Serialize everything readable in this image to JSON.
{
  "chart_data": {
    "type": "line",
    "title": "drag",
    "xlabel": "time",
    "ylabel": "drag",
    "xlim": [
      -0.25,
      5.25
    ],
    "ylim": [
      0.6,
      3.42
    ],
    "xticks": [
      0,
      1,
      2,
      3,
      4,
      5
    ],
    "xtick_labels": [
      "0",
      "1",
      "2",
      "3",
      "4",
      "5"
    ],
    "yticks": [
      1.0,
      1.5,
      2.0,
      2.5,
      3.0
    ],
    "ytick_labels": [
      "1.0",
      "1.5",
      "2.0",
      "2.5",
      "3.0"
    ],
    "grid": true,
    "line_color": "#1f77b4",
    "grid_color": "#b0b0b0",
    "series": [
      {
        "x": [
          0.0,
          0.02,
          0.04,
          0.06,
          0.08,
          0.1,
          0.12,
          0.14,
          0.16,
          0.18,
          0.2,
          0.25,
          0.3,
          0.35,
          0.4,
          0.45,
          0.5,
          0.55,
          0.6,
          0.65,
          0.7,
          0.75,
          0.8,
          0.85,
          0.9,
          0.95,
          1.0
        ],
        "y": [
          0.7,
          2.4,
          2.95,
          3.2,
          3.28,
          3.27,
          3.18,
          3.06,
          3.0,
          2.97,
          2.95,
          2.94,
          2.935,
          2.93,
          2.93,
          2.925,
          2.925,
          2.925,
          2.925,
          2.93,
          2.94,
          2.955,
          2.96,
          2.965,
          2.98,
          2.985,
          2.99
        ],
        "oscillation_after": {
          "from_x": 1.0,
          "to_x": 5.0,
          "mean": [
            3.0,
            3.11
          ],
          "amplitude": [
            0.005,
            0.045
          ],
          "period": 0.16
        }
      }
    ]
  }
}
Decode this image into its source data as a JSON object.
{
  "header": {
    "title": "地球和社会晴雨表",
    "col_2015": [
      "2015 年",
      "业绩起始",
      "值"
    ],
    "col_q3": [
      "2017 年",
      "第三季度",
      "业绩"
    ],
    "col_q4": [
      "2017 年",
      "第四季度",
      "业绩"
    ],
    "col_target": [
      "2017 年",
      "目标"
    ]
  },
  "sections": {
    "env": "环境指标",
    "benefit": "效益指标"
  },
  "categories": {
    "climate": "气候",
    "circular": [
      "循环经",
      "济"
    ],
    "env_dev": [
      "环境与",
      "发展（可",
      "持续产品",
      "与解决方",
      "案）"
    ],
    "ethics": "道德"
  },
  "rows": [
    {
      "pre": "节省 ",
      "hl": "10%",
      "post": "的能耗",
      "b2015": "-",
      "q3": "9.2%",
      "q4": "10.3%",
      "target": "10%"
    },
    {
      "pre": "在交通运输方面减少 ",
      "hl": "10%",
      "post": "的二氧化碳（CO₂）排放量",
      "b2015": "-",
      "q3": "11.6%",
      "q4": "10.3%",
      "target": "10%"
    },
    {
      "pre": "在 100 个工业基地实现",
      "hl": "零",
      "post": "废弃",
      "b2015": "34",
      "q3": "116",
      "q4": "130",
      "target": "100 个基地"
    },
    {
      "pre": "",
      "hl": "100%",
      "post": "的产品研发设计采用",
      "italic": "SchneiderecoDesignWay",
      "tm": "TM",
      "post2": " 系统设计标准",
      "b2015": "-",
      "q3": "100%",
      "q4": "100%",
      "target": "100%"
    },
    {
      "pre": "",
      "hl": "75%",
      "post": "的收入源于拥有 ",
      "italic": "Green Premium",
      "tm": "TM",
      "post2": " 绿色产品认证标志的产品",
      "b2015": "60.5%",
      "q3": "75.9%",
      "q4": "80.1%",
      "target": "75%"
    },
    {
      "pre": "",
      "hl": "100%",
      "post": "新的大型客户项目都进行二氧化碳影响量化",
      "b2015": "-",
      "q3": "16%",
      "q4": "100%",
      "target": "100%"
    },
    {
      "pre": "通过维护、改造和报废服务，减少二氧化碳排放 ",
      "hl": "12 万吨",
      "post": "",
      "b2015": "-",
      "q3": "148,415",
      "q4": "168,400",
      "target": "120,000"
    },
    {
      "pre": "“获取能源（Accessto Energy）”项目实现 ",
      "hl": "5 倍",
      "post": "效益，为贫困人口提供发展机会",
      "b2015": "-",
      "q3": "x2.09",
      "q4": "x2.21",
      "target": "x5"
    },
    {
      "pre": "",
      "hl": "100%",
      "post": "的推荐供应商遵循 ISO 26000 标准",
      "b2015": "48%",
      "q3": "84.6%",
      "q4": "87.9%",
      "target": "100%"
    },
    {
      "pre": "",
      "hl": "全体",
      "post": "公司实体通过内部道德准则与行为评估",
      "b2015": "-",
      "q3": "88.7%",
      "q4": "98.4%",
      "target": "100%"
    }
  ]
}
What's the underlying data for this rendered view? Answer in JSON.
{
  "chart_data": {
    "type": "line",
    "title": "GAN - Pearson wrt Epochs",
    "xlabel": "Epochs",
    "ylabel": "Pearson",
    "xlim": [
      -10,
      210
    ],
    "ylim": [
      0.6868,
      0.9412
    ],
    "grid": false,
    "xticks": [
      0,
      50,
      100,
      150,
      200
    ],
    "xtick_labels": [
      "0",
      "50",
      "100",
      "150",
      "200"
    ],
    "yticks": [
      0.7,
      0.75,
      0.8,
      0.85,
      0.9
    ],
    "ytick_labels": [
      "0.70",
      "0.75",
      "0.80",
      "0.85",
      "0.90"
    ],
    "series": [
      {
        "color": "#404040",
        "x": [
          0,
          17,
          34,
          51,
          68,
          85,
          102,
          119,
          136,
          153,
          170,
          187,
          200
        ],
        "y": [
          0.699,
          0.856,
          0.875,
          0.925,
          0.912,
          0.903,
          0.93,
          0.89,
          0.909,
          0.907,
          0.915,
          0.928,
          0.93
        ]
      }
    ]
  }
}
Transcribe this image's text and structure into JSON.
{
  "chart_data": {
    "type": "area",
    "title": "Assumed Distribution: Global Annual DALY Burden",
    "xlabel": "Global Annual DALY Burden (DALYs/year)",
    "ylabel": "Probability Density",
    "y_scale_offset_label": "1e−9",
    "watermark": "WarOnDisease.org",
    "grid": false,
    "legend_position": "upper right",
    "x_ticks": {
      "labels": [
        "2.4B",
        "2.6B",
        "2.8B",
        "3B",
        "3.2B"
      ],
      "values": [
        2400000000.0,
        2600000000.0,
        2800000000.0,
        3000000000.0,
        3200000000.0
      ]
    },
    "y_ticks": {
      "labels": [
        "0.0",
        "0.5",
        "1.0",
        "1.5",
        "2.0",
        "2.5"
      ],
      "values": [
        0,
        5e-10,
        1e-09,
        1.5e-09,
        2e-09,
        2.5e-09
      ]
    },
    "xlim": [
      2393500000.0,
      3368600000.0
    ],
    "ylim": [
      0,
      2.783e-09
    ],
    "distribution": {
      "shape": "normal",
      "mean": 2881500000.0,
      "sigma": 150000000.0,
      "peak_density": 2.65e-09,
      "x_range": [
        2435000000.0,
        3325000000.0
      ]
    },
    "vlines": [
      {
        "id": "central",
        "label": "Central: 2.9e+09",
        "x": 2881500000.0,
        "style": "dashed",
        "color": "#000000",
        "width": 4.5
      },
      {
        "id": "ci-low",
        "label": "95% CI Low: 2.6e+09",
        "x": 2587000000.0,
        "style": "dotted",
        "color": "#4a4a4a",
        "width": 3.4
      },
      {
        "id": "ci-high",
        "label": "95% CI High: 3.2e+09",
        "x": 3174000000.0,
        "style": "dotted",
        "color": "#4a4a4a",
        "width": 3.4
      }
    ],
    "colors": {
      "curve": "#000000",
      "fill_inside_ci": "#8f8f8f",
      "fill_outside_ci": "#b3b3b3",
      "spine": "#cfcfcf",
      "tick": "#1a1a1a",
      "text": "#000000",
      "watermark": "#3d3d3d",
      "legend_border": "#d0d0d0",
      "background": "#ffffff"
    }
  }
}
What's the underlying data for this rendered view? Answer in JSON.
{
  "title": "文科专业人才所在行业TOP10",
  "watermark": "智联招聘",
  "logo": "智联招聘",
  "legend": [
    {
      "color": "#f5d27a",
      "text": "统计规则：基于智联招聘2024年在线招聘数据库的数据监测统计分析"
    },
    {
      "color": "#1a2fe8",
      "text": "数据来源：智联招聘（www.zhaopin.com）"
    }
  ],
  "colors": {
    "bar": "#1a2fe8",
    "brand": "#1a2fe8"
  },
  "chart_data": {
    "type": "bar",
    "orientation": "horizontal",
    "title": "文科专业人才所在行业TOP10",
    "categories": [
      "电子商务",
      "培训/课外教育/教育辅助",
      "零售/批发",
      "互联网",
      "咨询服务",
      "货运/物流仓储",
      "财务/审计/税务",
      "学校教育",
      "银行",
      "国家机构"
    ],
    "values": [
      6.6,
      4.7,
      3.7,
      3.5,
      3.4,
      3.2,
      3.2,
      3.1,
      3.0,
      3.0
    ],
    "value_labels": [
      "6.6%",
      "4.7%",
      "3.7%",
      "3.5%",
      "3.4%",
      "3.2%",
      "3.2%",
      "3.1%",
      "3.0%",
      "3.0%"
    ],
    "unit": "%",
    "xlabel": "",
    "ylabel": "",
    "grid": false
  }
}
_ _ _
What the exercise asks -
Whichever lines contain the string "into", select and copy them.

Answer -
Decode this image into its source data as a JSON object.
Transcribe this image's text and structure into JSON.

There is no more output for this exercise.